Of the lines in this material, how many contain "סטודנטים"? Answer with a single number only.

>>>

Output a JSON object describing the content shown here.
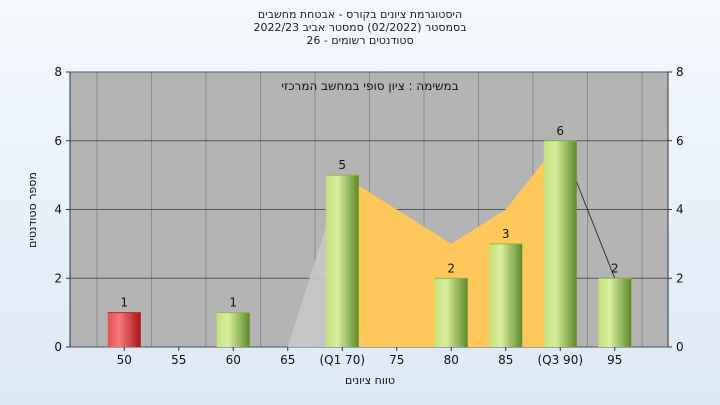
{
  "chart_data": {
    "type": "bar",
    "title_lines": [
      "היסטוגרמת ציונים בקורס - אבטחת מחשבים",
      "בסמסטר  (02/2022)  סמסטר אביב 2022/23",
      "סטודנטים רשומים - 26"
    ],
    "annotation": "במשימה : ציון סופי במחשב המרכזי",
    "xlabel": "טווח ציונים",
    "ylabel": "מספר סטודנטים",
    "x_ticks": [
      "50",
      "55",
      "60",
      "65",
      "(Q1 70)",
      "75",
      "80",
      "85",
      "(Q3 90)",
      "95"
    ],
    "y_ticks": [
      "0",
      "2",
      "4",
      "6",
      "8"
    ],
    "ylim": [
      0,
      8
    ],
    "bars": [
      {
        "category": "50",
        "value": 1,
        "label": "1",
        "color": "red"
      },
      {
        "category": "60",
        "value": 1,
        "label": "1",
        "color": "green"
      },
      {
        "category": "(Q1 70)",
        "value": 5,
        "label": "5",
        "color": "green"
      },
      {
        "category": "80",
        "value": 2,
        "label": "2",
        "color": "green"
      },
      {
        "category": "85",
        "value": 3,
        "label": "3",
        "color": "green"
      },
      {
        "category": "(Q3 90)",
        "value": 6,
        "label": "6",
        "color": "green"
      },
      {
        "category": "95",
        "value": 2,
        "label": "2",
        "color": "green"
      }
    ],
    "distribution_area": [
      {
        "x": 65,
        "y": 0
      },
      {
        "x": 70,
        "y": 5
      },
      {
        "x": 75,
        "y": 4
      },
      {
        "x": 80,
        "y": 3
      },
      {
        "x": 85,
        "y": 4
      },
      {
        "x": 90,
        "y": 6
      },
      {
        "x": 95,
        "y": 2
      }
    ],
    "colors": {
      "plot_bg": "#b4b4b4",
      "area_fill": "#ffc85a",
      "area_gray": "#c8c8c8",
      "bar_green_light": "#d6ea9a",
      "bar_green_dark": "#5f8a2a",
      "bar_red_light": "#f07070",
      "bar_red_dark": "#b01818"
    },
    "grid": true
  }
}
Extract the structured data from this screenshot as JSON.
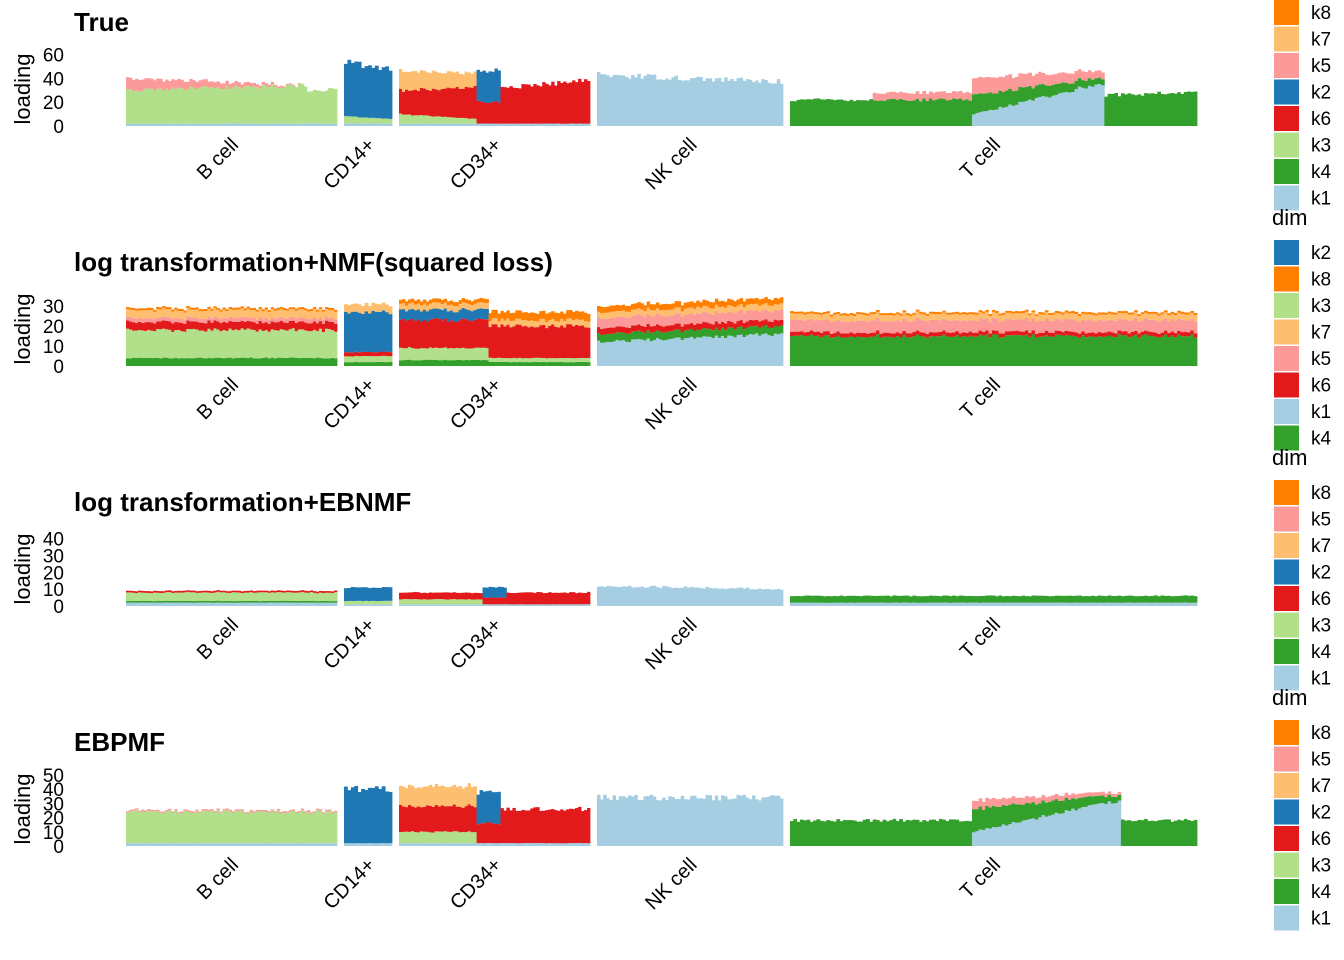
{
  "colors": {
    "k1": "#A6CEE3",
    "k2": "#1F78B4",
    "k3": "#B2DF8A",
    "k4": "#33A02C",
    "k5": "#FB9A99",
    "k6": "#E31A1C",
    "k7": "#FDBF6F",
    "k8": "#FF7F00"
  },
  "chart_data": [
    {
      "type": "bar",
      "stacked": true,
      "title": "True",
      "ylabel": "loading",
      "xlabel": "",
      "yticks": [
        0,
        20,
        40,
        60
      ],
      "ylim": [
        0,
        62
      ],
      "legend_title": "",
      "legend": [
        "k8",
        "k7",
        "k5",
        "k2",
        "k6",
        "k3",
        "k4",
        "k1"
      ],
      "groups": [
        {
          "label": "B cell",
          "segments": [
            {
              "bins": 60,
              "base": {
                "k1": 2,
                "k5": 10,
                "k3": 28
              },
              "end": {
                "k1": 2,
                "k3": 32
              }
            },
            {
              "bins": 10,
              "base": {
                "k1": 2,
                "k3": 28
              }
            }
          ]
        },
        {
          "label": "CD14+",
          "segments": [
            {
              "bins": 14,
              "base": {
                "k1": 2,
                "k3": 6,
                "k2": 45
              },
              "end": {
                "k1": 2,
                "k3": 4,
                "k2": 42
              }
            }
          ]
        },
        {
          "label": "CD34+",
          "segments": [
            {
              "bins": 26,
              "base": {
                "k1": 2,
                "k3": 8,
                "k6": 20,
                "k7": 16
              },
              "end": {
                "k1": 2,
                "k3": 4,
                "k6": 26,
                "k7": 12
              }
            },
            {
              "bins": 8,
              "base": {
                "k1": 2,
                "k6": 18,
                "k2": 26
              }
            },
            {
              "bins": 30,
              "base": {
                "k1": 2,
                "k6": 30
              },
              "end": {
                "k1": 2,
                "k6": 36
              }
            }
          ]
        },
        {
          "label": "NK cell",
          "segments": [
            {
              "bins": 60,
              "base": {
                "k1": 43
              },
              "end": {
                "k1": 37
              }
            }
          ]
        },
        {
          "label": "T cell",
          "segments": [
            {
              "bins": 25,
              "base": {
                "k4": 22
              }
            },
            {
              "bins": 30,
              "base": {
                "k4": 22,
                "k5": 6
              }
            },
            {
              "bins": 40,
              "base": {
                "k1": 10,
                "k4": 16,
                "k5": 14
              },
              "end": {
                "k1": 36,
                "k4": 5,
                "k5": 6
              }
            },
            {
              "bins": 28,
              "base": {
                "k4": 26
              },
              "end": {
                "k4": 28
              }
            }
          ]
        }
      ]
    },
    {
      "type": "bar",
      "stacked": true,
      "title": "log transformation+NMF(squared loss)",
      "ylabel": "loading",
      "xlabel": "",
      "yticks": [
        0,
        10,
        20,
        30
      ],
      "ylim": [
        0,
        37
      ],
      "legend_title": "dim",
      "legend": [
        "k2",
        "k8",
        "k3",
        "k7",
        "k5",
        "k6",
        "k1",
        "k4"
      ],
      "groups": [
        {
          "label": "B cell",
          "segments": [
            {
              "bins": 70,
              "base": {
                "k4": 4,
                "k6": 4,
                "k5": 2,
                "k3": 14,
                "k7": 4,
                "k8": 1
              }
            }
          ]
        },
        {
          "label": "CD14+",
          "segments": [
            {
              "bins": 14,
              "base": {
                "k4": 2,
                "k3": 3,
                "k6": 2,
                "k7": 4,
                "k2": 20
              }
            }
          ]
        },
        {
          "label": "CD34+",
          "segments": [
            {
              "bins": 30,
              "base": {
                "k4": 3,
                "k6": 14,
                "k3": 6,
                "k7": 3,
                "k2": 5,
                "k8": 2
              }
            },
            {
              "bins": 34,
              "base": {
                "k4": 2,
                "k6": 16,
                "k3": 2,
                "k7": 3,
                "k8": 4
              }
            }
          ]
        },
        {
          "label": "NK cell",
          "segments": [
            {
              "bins": 60,
              "base": {
                "k4": 4,
                "k1": 12,
                "k6": 3,
                "k5": 5,
                "k7": 3,
                "k8": 3
              },
              "end": {
                "k4": 4,
                "k1": 16,
                "k6": 3,
                "k5": 5,
                "k7": 3,
                "k8": 3
              }
            }
          ]
        },
        {
          "label": "T cell",
          "segments": [
            {
              "bins": 123,
              "base": {
                "k4": 15,
                "k6": 2,
                "k5": 6,
                "k7": 3,
                "k8": 1
              }
            }
          ]
        }
      ]
    },
    {
      "type": "bar",
      "stacked": true,
      "title": "log transformation+EBNMF",
      "ylabel": "loading",
      "xlabel": "",
      "yticks": [
        0,
        10,
        20,
        30,
        40
      ],
      "ylim": [
        0,
        44
      ],
      "legend_title": "dim",
      "legend": [
        "k8",
        "k5",
        "k7",
        "k2",
        "k6",
        "k3",
        "k4",
        "k1"
      ],
      "groups": [
        {
          "label": "B cell",
          "segments": [
            {
              "bins": 70,
              "base": {
                "k1": 2,
                "k4": 1,
                "k3": 5,
                "k6": 1
              }
            }
          ]
        },
        {
          "label": "CD14+",
          "segments": [
            {
              "bins": 14,
              "base": {
                "k1": 1,
                "k3": 2,
                "k2": 8
              }
            }
          ]
        },
        {
          "label": "CD34+",
          "segments": [
            {
              "bins": 28,
              "base": {
                "k1": 1,
                "k3": 3,
                "k6": 4
              }
            },
            {
              "bins": 8,
              "base": {
                "k1": 1,
                "k6": 4,
                "k2": 6
              }
            },
            {
              "bins": 28,
              "base": {
                "k1": 1,
                "k6": 7
              }
            }
          ]
        },
        {
          "label": "NK cell",
          "segments": [
            {
              "bins": 60,
              "base": {
                "k1": 12
              },
              "end": {
                "k1": 10
              }
            }
          ]
        },
        {
          "label": "T cell",
          "segments": [
            {
              "bins": 123,
              "base": {
                "k1": 2,
                "k4": 4
              }
            }
          ]
        }
      ]
    },
    {
      "type": "bar",
      "stacked": true,
      "title": "EBPMF",
      "ylabel": "loading",
      "xlabel": "",
      "yticks": [
        0,
        10,
        20,
        30,
        40,
        50
      ],
      "ylim": [
        0,
        52
      ],
      "legend_title": "dim",
      "legend": [
        "k8",
        "k5",
        "k7",
        "k2",
        "k6",
        "k3",
        "k4",
        "k1"
      ],
      "groups": [
        {
          "label": "B cell",
          "segments": [
            {
              "bins": 70,
              "base": {
                "k1": 2,
                "k3": 22,
                "k5": 1
              }
            }
          ]
        },
        {
          "label": "CD14+",
          "segments": [
            {
              "bins": 14,
              "base": {
                "k1": 2,
                "k2": 38
              }
            }
          ]
        },
        {
          "label": "CD34+",
          "segments": [
            {
              "bins": 26,
              "base": {
                "k1": 2,
                "k3": 8,
                "k6": 18,
                "k7": 14
              }
            },
            {
              "bins": 8,
              "base": {
                "k1": 2,
                "k6": 14,
                "k2": 22
              }
            },
            {
              "bins": 30,
              "base": {
                "k1": 2,
                "k6": 24
              }
            }
          ]
        },
        {
          "label": "NK cell",
          "segments": [
            {
              "bins": 60,
              "base": {
                "k1": 34
              }
            }
          ]
        },
        {
          "label": "T cell",
          "segments": [
            {
              "bins": 55,
              "base": {
                "k4": 18
              }
            },
            {
              "bins": 45,
              "base": {
                "k1": 10,
                "k4": 16,
                "k5": 6
              },
              "end": {
                "k1": 32,
                "k4": 4,
                "k5": 2
              }
            },
            {
              "bins": 23,
              "base": {
                "k4": 18
              }
            }
          ]
        }
      ]
    }
  ]
}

<<<

* Solved exercise: 2